PROBLEM TO SOLVE: Transcribe all of the data exactly. Omit the pictures.

(Stored data entries)
---------------

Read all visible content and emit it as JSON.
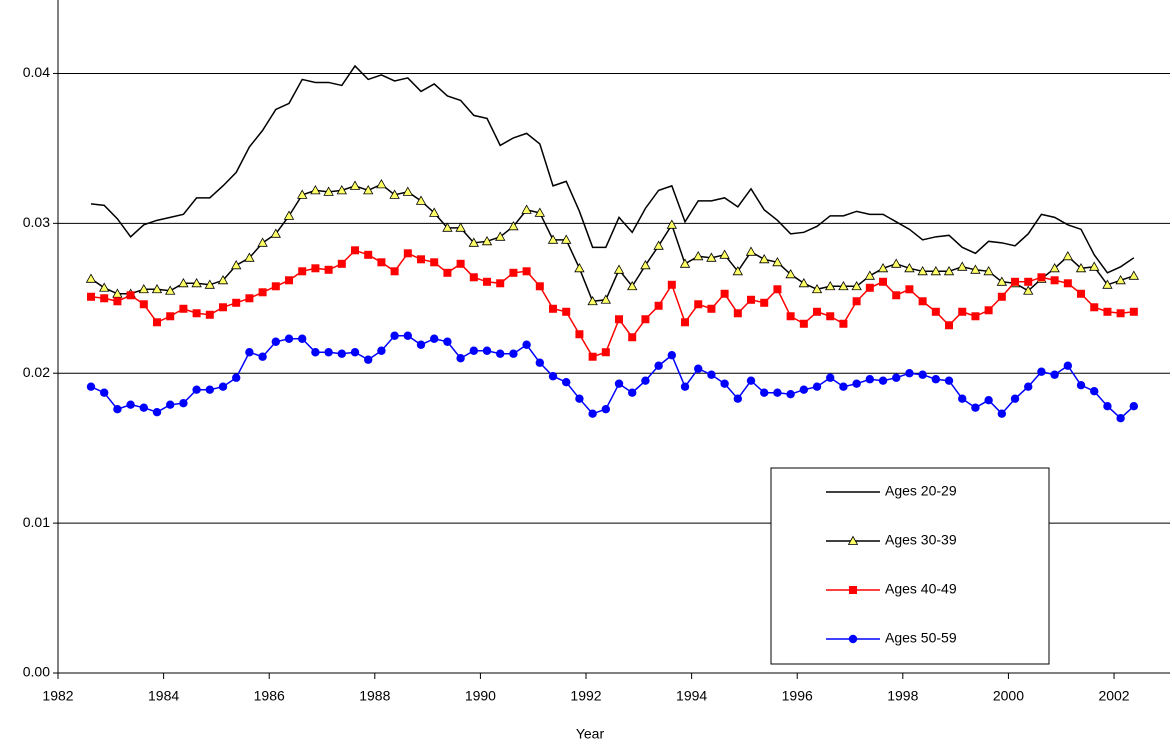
{
  "chart_data": {
    "type": "line",
    "x_label": "Year",
    "x": [
      1982.625,
      1982.875,
      1983.125,
      1983.375,
      1983.625,
      1983.875,
      1984.125,
      1984.375,
      1984.625,
      1984.875,
      1985.125,
      1985.375,
      1985.625,
      1985.875,
      1986.125,
      1986.375,
      1986.625,
      1986.875,
      1987.125,
      1987.375,
      1987.625,
      1987.875,
      1988.125,
      1988.375,
      1988.625,
      1988.875,
      1989.125,
      1989.375,
      1989.625,
      1989.875,
      1990.125,
      1990.375,
      1990.625,
      1990.875,
      1991.125,
      1991.375,
      1991.625,
      1991.875,
      1992.125,
      1992.375,
      1992.625,
      1992.875,
      1993.125,
      1993.375,
      1993.625,
      1993.875,
      1994.125,
      1994.375,
      1994.625,
      1994.875,
      1995.125,
      1995.375,
      1995.625,
      1995.875,
      1996.125,
      1996.375,
      1996.625,
      1996.875,
      1997.125,
      1997.375,
      1997.625,
      1997.875,
      1998.125,
      1998.375,
      1998.625,
      1998.875,
      1999.125,
      1999.375,
      1999.625,
      1999.875,
      2000.125,
      2000.375,
      2000.625,
      2000.875,
      2001.125,
      2001.375,
      2001.625,
      2001.875,
      2002.125,
      2002.375
    ],
    "series": [
      {
        "name": "Ages 20-29",
        "color": "#000000",
        "marker": "none",
        "values": [
          0.0313,
          0.0312,
          0.0303,
          0.0291,
          0.0299,
          0.0302,
          0.0304,
          0.0306,
          0.0317,
          0.0317,
          0.0325,
          0.0334,
          0.0351,
          0.0362,
          0.0376,
          0.038,
          0.0396,
          0.0394,
          0.0394,
          0.0392,
          0.0405,
          0.0396,
          0.0399,
          0.0395,
          0.0397,
          0.0388,
          0.0393,
          0.0385,
          0.0382,
          0.0372,
          0.037,
          0.0352,
          0.0357,
          0.036,
          0.0353,
          0.0325,
          0.0328,
          0.0308,
          0.0284,
          0.0284,
          0.0304,
          0.0294,
          0.031,
          0.0322,
          0.0325,
          0.0301,
          0.0315,
          0.0315,
          0.0317,
          0.0311,
          0.0323,
          0.0309,
          0.0302,
          0.0293,
          0.0294,
          0.0298,
          0.0305,
          0.0305,
          0.0308,
          0.0306,
          0.0306,
          0.0301,
          0.0296,
          0.0289,
          0.0291,
          0.0292,
          0.0284,
          0.028,
          0.0288,
          0.0287,
          0.0285,
          0.0293,
          0.0306,
          0.0304,
          0.0299,
          0.0296,
          0.0279,
          0.0267,
          0.0271,
          0.0277
        ]
      },
      {
        "name": "Ages 30-39",
        "color": "#000000",
        "marker": "triangle",
        "marker_fill": "#ffff66",
        "values": [
          0.0263,
          0.0257,
          0.0253,
          0.0253,
          0.0256,
          0.0256,
          0.0255,
          0.026,
          0.026,
          0.0259,
          0.0262,
          0.0272,
          0.0277,
          0.0287,
          0.0293,
          0.0305,
          0.0319,
          0.0322,
          0.0321,
          0.0322,
          0.0325,
          0.0322,
          0.0326,
          0.0319,
          0.0321,
          0.0315,
          0.0307,
          0.0297,
          0.0297,
          0.0287,
          0.0288,
          0.0291,
          0.0298,
          0.0309,
          0.0307,
          0.0289,
          0.0289,
          0.027,
          0.0248,
          0.0249,
          0.0269,
          0.0258,
          0.0272,
          0.0285,
          0.0299,
          0.0273,
          0.0278,
          0.0277,
          0.0279,
          0.0268,
          0.0281,
          0.0276,
          0.0274,
          0.0266,
          0.026,
          0.0256,
          0.0258,
          0.0258,
          0.0258,
          0.0265,
          0.027,
          0.0273,
          0.027,
          0.0268,
          0.0268,
          0.0268,
          0.0271,
          0.0269,
          0.0268,
          0.0261,
          0.026,
          0.0255,
          0.0263,
          0.027,
          0.0278,
          0.027,
          0.0271,
          0.0259,
          0.0262,
          0.0265
        ]
      },
      {
        "name": "Ages 40-49",
        "color": "#ff0000",
        "marker": "square",
        "marker_fill": "#ff0000",
        "values": [
          0.0251,
          0.025,
          0.0248,
          0.0252,
          0.0246,
          0.0234,
          0.0238,
          0.0243,
          0.024,
          0.0239,
          0.0244,
          0.0247,
          0.025,
          0.0254,
          0.0258,
          0.0262,
          0.0268,
          0.027,
          0.0269,
          0.0273,
          0.0282,
          0.0279,
          0.0274,
          0.0268,
          0.028,
          0.0276,
          0.0274,
          0.0267,
          0.0273,
          0.0264,
          0.0261,
          0.026,
          0.0267,
          0.0268,
          0.0258,
          0.0243,
          0.0241,
          0.0226,
          0.0211,
          0.0214,
          0.0236,
          0.0224,
          0.0236,
          0.0245,
          0.0259,
          0.0234,
          0.0246,
          0.0243,
          0.0253,
          0.024,
          0.0249,
          0.0247,
          0.0256,
          0.0238,
          0.0233,
          0.0241,
          0.0238,
          0.0233,
          0.0248,
          0.0257,
          0.0261,
          0.0252,
          0.0256,
          0.0248,
          0.0241,
          0.0232,
          0.0241,
          0.0238,
          0.0242,
          0.0251,
          0.0261,
          0.0261,
          0.0264,
          0.0262,
          0.026,
          0.0253,
          0.0244,
          0.0241,
          0.024,
          0.0241
        ]
      },
      {
        "name": "Ages 50-59",
        "color": "#0000ff",
        "marker": "circle",
        "marker_fill": "#0000ff",
        "values": [
          0.0191,
          0.0187,
          0.0176,
          0.0179,
          0.0177,
          0.0174,
          0.0179,
          0.018,
          0.0189,
          0.0189,
          0.0191,
          0.0197,
          0.0214,
          0.0211,
          0.0221,
          0.0223,
          0.0223,
          0.0214,
          0.0214,
          0.0213,
          0.0214,
          0.0209,
          0.0215,
          0.0225,
          0.0225,
          0.0219,
          0.0223,
          0.0221,
          0.021,
          0.0215,
          0.0215,
          0.0213,
          0.0213,
          0.0219,
          0.0207,
          0.0198,
          0.0194,
          0.0183,
          0.0173,
          0.0176,
          0.0193,
          0.0187,
          0.0195,
          0.0205,
          0.0212,
          0.0191,
          0.0203,
          0.0199,
          0.0193,
          0.0183,
          0.0195,
          0.0187,
          0.0187,
          0.0186,
          0.0189,
          0.0191,
          0.0197,
          0.0191,
          0.0193,
          0.0196,
          0.0195,
          0.0197,
          0.02,
          0.0199,
          0.0196,
          0.0195,
          0.0183,
          0.0177,
          0.0182,
          0.0173,
          0.0183,
          0.0191,
          0.0201,
          0.0199,
          0.0205,
          0.0192,
          0.0188,
          0.0178,
          0.017,
          0.0178
        ]
      }
    ],
    "xlim": [
      1982,
      2003.06
    ],
    "xticks": [
      1982,
      1984,
      1986,
      1988,
      1990,
      1992,
      1994,
      1996,
      1998,
      2000,
      2002
    ],
    "ylim": [
      0,
      0.0449
    ],
    "yticks": [
      {
        "value": 0,
        "label": "0.00"
      },
      0.01,
      0.02,
      0.03,
      0.04
    ],
    "grid": true,
    "legend": "lower right"
  }
}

---------------

EXERCISE ANSWER:
Read all visible content and emit it as JSON.
{
  "chart_data": {
    "type": "line",
    "x_label": "Year",
    "x": [
      1982.625,
      1982.875,
      1983.125,
      1983.375,
      1983.625,
      1983.875,
      1984.125,
      1984.375,
      1984.625,
      1984.875,
      1985.125,
      1985.375,
      1985.625,
      1985.875,
      1986.125,
      1986.375,
      1986.625,
      1986.875,
      1987.125,
      1987.375,
      1987.625,
      1987.875,
      1988.125,
      1988.375,
      1988.625,
      1988.875,
      1989.125,
      1989.375,
      1989.625,
      1989.875,
      1990.125,
      1990.375,
      1990.625,
      1990.875,
      1991.125,
      1991.375,
      1991.625,
      1991.875,
      1992.125,
      1992.375,
      1992.625,
      1992.875,
      1993.125,
      1993.375,
      1993.625,
      1993.875,
      1994.125,
      1994.375,
      1994.625,
      1994.875,
      1995.125,
      1995.375,
      1995.625,
      1995.875,
      1996.125,
      1996.375,
      1996.625,
      1996.875,
      1997.125,
      1997.375,
      1997.625,
      1997.875,
      1998.125,
      1998.375,
      1998.625,
      1998.875,
      1999.125,
      1999.375,
      1999.625,
      1999.875,
      2000.125,
      2000.375,
      2000.625,
      2000.875,
      2001.125,
      2001.375,
      2001.625,
      2001.875,
      2002.125,
      2002.375
    ],
    "series": [
      {
        "name": "Ages 20-29",
        "color": "#000000",
        "marker": "none",
        "values": [
          0.0313,
          0.0312,
          0.0303,
          0.0291,
          0.0299,
          0.0302,
          0.0304,
          0.0306,
          0.0317,
          0.0317,
          0.0325,
          0.0334,
          0.0351,
          0.0362,
          0.0376,
          0.038,
          0.0396,
          0.0394,
          0.0394,
          0.0392,
          0.0405,
          0.0396,
          0.0399,
          0.0395,
          0.0397,
          0.0388,
          0.0393,
          0.0385,
          0.0382,
          0.0372,
          0.037,
          0.0352,
          0.0357,
          0.036,
          0.0353,
          0.0325,
          0.0328,
          0.0308,
          0.0284,
          0.0284,
          0.0304,
          0.0294,
          0.031,
          0.0322,
          0.0325,
          0.0301,
          0.0315,
          0.0315,
          0.0317,
          0.0311,
          0.0323,
          0.0309,
          0.0302,
          0.0293,
          0.0294,
          0.0298,
          0.0305,
          0.0305,
          0.0308,
          0.0306,
          0.0306,
          0.0301,
          0.0296,
          0.0289,
          0.0291,
          0.0292,
          0.0284,
          0.028,
          0.0288,
          0.0287,
          0.0285,
          0.0293,
          0.0306,
          0.0304,
          0.0299,
          0.0296,
          0.0279,
          0.0267,
          0.0271,
          0.0277
        ]
      },
      {
        "name": "Ages 30-39",
        "color": "#000000",
        "marker": "triangle",
        "marker_fill": "#ffff66",
        "values": [
          0.0263,
          0.0257,
          0.0253,
          0.0253,
          0.0256,
          0.0256,
          0.0255,
          0.026,
          0.026,
          0.0259,
          0.0262,
          0.0272,
          0.0277,
          0.0287,
          0.0293,
          0.0305,
          0.0319,
          0.0322,
          0.0321,
          0.0322,
          0.0325,
          0.0322,
          0.0326,
          0.0319,
          0.0321,
          0.0315,
          0.0307,
          0.0297,
          0.0297,
          0.0287,
          0.0288,
          0.0291,
          0.0298,
          0.0309,
          0.0307,
          0.0289,
          0.0289,
          0.027,
          0.0248,
          0.0249,
          0.0269,
          0.0258,
          0.0272,
          0.0285,
          0.0299,
          0.0273,
          0.0278,
          0.0277,
          0.0279,
          0.0268,
          0.0281,
          0.0276,
          0.0274,
          0.0266,
          0.026,
          0.0256,
          0.0258,
          0.0258,
          0.0258,
          0.0265,
          0.027,
          0.0273,
          0.027,
          0.0268,
          0.0268,
          0.0268,
          0.0271,
          0.0269,
          0.0268,
          0.0261,
          0.026,
          0.0255,
          0.0263,
          0.027,
          0.0278,
          0.027,
          0.0271,
          0.0259,
          0.0262,
          0.0265
        ]
      },
      {
        "name": "Ages 40-49",
        "color": "#ff0000",
        "marker": "square",
        "marker_fill": "#ff0000",
        "values": [
          0.0251,
          0.025,
          0.0248,
          0.0252,
          0.0246,
          0.0234,
          0.0238,
          0.0243,
          0.024,
          0.0239,
          0.0244,
          0.0247,
          0.025,
          0.0254,
          0.0258,
          0.0262,
          0.0268,
          0.027,
          0.0269,
          0.0273,
          0.0282,
          0.0279,
          0.0274,
          0.0268,
          0.028,
          0.0276,
          0.0274,
          0.0267,
          0.0273,
          0.0264,
          0.0261,
          0.026,
          0.0267,
          0.0268,
          0.0258,
          0.0243,
          0.0241,
          0.0226,
          0.0211,
          0.0214,
          0.0236,
          0.0224,
          0.0236,
          0.0245,
          0.0259,
          0.0234,
          0.0246,
          0.0243,
          0.0253,
          0.024,
          0.0249,
          0.0247,
          0.0256,
          0.0238,
          0.0233,
          0.0241,
          0.0238,
          0.0233,
          0.0248,
          0.0257,
          0.0261,
          0.0252,
          0.0256,
          0.0248,
          0.0241,
          0.0232,
          0.0241,
          0.0238,
          0.0242,
          0.0251,
          0.0261,
          0.0261,
          0.0264,
          0.0262,
          0.026,
          0.0253,
          0.0244,
          0.0241,
          0.024,
          0.0241
        ]
      },
      {
        "name": "Ages 50-59",
        "color": "#0000ff",
        "marker": "circle",
        "marker_fill": "#0000ff",
        "values": [
          0.0191,
          0.0187,
          0.0176,
          0.0179,
          0.0177,
          0.0174,
          0.0179,
          0.018,
          0.0189,
          0.0189,
          0.0191,
          0.0197,
          0.0214,
          0.0211,
          0.0221,
          0.0223,
          0.0223,
          0.0214,
          0.0214,
          0.0213,
          0.0214,
          0.0209,
          0.0215,
          0.0225,
          0.0225,
          0.0219,
          0.0223,
          0.0221,
          0.021,
          0.0215,
          0.0215,
          0.0213,
          0.0213,
          0.0219,
          0.0207,
          0.0198,
          0.0194,
          0.0183,
          0.0173,
          0.0176,
          0.0193,
          0.0187,
          0.0195,
          0.0205,
          0.0212,
          0.0191,
          0.0203,
          0.0199,
          0.0193,
          0.0183,
          0.0195,
          0.0187,
          0.0187,
          0.0186,
          0.0189,
          0.0191,
          0.0197,
          0.0191,
          0.0193,
          0.0196,
          0.0195,
          0.0197,
          0.02,
          0.0199,
          0.0196,
          0.0195,
          0.0183,
          0.0177,
          0.0182,
          0.0173,
          0.0183,
          0.0191,
          0.0201,
          0.0199,
          0.0205,
          0.0192,
          0.0188,
          0.0178,
          0.017,
          0.0178
        ]
      }
    ],
    "xlim": [
      1982,
      2003.06
    ],
    "xticks": [
      1982,
      1984,
      1986,
      1988,
      1990,
      1992,
      1994,
      1996,
      1998,
      2000,
      2002
    ],
    "ylim": [
      0,
      0.0449
    ],
    "yticks": [
      {
        "value": 0,
        "label": "0.00"
      },
      0.01,
      0.02,
      0.03,
      0.04
    ],
    "grid": true,
    "legend": "lower right"
  }
}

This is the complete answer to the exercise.